→ **Written exercise**:
List each line of the data that holds the word "sure".

→ **Supplied data**:

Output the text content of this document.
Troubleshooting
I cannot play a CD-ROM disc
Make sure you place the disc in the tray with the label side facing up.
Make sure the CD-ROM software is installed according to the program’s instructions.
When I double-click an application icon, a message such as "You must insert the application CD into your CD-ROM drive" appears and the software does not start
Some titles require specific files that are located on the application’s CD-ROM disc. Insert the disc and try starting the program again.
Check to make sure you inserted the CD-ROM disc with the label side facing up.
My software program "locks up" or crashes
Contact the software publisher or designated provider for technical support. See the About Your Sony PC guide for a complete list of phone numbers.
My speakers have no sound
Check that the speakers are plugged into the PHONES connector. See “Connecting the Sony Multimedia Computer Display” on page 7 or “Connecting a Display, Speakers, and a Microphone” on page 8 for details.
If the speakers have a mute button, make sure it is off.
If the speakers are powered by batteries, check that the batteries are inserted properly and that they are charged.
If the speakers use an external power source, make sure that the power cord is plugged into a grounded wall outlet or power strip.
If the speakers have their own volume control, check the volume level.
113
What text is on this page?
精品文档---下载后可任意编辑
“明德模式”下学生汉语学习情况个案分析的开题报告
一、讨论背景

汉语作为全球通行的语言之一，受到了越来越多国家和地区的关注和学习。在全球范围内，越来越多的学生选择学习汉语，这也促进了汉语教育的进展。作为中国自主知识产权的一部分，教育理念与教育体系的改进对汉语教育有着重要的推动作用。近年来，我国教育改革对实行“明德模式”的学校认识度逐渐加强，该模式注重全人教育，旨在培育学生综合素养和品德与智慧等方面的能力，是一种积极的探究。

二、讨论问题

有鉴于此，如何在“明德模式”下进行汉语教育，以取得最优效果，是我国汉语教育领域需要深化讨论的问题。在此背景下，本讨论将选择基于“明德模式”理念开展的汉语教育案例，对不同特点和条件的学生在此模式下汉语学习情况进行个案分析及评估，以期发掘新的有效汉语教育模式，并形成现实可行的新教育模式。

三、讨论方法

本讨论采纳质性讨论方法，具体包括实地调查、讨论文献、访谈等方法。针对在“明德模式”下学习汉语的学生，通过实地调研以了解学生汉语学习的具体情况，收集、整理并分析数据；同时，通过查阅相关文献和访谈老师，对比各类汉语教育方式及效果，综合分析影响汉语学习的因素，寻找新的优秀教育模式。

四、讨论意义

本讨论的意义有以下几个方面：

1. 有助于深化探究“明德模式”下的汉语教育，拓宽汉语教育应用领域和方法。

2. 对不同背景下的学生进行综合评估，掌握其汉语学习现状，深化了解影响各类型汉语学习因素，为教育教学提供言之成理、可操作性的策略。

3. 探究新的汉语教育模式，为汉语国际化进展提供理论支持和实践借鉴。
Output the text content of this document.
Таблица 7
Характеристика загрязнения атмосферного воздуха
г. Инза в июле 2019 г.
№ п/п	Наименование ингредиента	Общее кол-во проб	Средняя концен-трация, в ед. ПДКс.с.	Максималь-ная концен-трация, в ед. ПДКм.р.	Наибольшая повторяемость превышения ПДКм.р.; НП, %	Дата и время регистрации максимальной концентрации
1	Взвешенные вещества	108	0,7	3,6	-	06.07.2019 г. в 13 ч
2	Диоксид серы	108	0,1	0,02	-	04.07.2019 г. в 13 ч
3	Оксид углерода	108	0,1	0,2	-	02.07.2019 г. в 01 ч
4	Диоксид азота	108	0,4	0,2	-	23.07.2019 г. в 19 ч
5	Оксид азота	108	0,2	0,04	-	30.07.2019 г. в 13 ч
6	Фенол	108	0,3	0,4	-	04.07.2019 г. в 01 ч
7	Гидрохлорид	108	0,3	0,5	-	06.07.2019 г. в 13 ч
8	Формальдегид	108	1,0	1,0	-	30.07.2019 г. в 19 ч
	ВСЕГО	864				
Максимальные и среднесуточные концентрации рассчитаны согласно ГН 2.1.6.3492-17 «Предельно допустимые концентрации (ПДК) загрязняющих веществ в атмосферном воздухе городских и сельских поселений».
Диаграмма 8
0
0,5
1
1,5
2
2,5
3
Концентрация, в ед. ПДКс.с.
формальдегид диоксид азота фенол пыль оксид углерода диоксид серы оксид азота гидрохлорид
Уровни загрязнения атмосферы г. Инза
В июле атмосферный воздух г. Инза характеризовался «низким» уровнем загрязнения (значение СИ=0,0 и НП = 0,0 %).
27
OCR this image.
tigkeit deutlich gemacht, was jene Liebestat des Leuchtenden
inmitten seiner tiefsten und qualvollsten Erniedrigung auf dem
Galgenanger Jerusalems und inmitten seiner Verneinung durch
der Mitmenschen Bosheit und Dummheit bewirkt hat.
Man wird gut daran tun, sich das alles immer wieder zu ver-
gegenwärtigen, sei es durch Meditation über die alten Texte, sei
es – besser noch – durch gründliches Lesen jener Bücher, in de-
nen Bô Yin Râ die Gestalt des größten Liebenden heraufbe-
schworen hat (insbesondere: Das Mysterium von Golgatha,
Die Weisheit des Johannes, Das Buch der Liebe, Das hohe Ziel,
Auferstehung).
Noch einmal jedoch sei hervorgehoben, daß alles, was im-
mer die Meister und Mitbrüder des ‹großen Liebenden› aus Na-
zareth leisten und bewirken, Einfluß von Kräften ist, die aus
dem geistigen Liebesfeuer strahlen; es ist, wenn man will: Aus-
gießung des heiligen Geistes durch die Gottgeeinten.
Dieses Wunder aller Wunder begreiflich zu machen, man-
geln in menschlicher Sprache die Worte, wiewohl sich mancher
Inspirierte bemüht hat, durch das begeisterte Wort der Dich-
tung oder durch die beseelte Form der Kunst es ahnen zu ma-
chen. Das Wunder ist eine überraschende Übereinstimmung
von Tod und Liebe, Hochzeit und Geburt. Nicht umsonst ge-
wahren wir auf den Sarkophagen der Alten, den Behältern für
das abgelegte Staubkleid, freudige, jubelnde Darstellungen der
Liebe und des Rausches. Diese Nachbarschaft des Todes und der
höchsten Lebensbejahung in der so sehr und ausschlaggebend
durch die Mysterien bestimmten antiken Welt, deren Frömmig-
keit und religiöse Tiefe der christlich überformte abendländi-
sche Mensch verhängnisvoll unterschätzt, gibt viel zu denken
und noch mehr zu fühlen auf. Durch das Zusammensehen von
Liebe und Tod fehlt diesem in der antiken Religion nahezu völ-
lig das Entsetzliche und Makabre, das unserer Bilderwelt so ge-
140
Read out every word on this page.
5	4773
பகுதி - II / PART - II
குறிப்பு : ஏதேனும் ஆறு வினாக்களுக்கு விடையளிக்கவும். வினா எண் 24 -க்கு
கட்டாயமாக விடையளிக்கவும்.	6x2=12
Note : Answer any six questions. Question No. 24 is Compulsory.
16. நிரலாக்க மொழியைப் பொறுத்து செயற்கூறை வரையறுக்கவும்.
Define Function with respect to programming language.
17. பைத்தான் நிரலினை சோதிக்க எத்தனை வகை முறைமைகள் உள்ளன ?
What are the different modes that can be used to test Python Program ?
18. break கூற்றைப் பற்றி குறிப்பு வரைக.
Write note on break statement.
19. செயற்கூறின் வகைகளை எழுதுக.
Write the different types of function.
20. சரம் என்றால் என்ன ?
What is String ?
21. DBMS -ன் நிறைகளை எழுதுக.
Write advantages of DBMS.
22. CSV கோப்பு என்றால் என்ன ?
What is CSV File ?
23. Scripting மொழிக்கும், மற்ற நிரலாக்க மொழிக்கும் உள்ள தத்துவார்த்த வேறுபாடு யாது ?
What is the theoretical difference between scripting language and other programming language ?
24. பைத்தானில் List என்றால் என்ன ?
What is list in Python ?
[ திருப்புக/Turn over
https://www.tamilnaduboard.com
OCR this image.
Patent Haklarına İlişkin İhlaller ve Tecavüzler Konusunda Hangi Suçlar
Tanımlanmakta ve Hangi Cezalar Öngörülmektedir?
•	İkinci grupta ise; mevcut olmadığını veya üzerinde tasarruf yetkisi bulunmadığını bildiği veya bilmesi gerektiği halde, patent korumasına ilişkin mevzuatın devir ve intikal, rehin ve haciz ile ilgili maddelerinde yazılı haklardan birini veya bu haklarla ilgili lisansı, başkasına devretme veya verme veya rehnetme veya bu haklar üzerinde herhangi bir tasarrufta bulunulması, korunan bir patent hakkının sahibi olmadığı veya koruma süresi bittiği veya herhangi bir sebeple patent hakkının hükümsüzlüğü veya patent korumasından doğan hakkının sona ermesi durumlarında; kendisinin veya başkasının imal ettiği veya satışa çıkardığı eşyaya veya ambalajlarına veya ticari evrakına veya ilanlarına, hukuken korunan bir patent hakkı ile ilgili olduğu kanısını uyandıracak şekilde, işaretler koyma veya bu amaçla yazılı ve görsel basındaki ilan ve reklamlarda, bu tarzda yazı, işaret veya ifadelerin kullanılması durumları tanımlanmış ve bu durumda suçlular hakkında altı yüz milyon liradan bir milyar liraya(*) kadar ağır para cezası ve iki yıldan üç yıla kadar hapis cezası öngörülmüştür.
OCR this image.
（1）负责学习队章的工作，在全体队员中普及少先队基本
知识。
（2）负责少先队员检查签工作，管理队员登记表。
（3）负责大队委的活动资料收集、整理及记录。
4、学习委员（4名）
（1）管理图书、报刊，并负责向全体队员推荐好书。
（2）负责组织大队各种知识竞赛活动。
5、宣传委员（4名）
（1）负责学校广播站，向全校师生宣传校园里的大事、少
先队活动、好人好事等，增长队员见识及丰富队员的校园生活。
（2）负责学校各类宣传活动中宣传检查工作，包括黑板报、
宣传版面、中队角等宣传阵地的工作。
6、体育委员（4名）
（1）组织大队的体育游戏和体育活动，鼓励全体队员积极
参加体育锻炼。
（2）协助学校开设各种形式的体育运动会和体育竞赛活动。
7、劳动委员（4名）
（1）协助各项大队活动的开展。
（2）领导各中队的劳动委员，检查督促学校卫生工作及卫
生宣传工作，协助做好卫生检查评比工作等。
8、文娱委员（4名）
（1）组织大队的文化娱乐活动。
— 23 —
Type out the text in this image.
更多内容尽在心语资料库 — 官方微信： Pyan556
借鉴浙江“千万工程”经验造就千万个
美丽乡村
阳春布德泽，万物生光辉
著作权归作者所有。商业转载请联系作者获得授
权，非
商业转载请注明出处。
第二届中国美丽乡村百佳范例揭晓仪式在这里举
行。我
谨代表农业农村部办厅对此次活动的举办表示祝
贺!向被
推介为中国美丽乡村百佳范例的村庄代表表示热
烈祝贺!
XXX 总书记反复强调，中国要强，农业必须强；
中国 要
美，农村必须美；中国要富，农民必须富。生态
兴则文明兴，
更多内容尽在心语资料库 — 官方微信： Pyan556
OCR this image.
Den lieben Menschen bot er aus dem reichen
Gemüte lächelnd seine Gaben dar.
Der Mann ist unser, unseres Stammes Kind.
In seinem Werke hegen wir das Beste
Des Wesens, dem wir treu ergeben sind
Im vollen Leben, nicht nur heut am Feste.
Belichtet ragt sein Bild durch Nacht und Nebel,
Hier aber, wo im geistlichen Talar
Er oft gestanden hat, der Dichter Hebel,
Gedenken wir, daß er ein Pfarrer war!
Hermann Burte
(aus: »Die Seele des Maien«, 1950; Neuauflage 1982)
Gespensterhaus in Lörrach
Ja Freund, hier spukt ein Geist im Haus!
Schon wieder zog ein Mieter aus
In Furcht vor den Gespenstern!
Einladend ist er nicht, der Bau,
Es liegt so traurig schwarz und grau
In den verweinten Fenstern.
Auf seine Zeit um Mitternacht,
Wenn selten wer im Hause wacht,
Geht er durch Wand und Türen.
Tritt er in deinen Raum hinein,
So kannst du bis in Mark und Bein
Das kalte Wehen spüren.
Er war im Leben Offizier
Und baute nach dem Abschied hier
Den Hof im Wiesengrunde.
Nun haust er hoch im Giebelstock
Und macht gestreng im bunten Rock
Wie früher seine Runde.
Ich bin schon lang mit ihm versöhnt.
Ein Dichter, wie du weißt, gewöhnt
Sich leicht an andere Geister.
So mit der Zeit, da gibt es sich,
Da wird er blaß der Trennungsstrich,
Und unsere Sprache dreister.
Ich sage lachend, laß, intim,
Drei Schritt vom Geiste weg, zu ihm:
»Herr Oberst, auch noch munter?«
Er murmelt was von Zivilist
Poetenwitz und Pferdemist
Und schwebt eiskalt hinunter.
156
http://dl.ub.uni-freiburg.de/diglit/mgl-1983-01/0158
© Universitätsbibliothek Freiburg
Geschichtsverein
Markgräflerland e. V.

→ **Right answer**:
Make sure you place the disc in the tray with the label side facing up.
Make sure the CD-ROM software is installed according to the program’s instructions.
Check to make sure you inserted the CD-ROM disc with the label side facing up.
If the speakers have a mute button, make sure it is off.
If the speakers use an external power source, make sure that the power cord is plugged into a grounded wall outlet or power strip.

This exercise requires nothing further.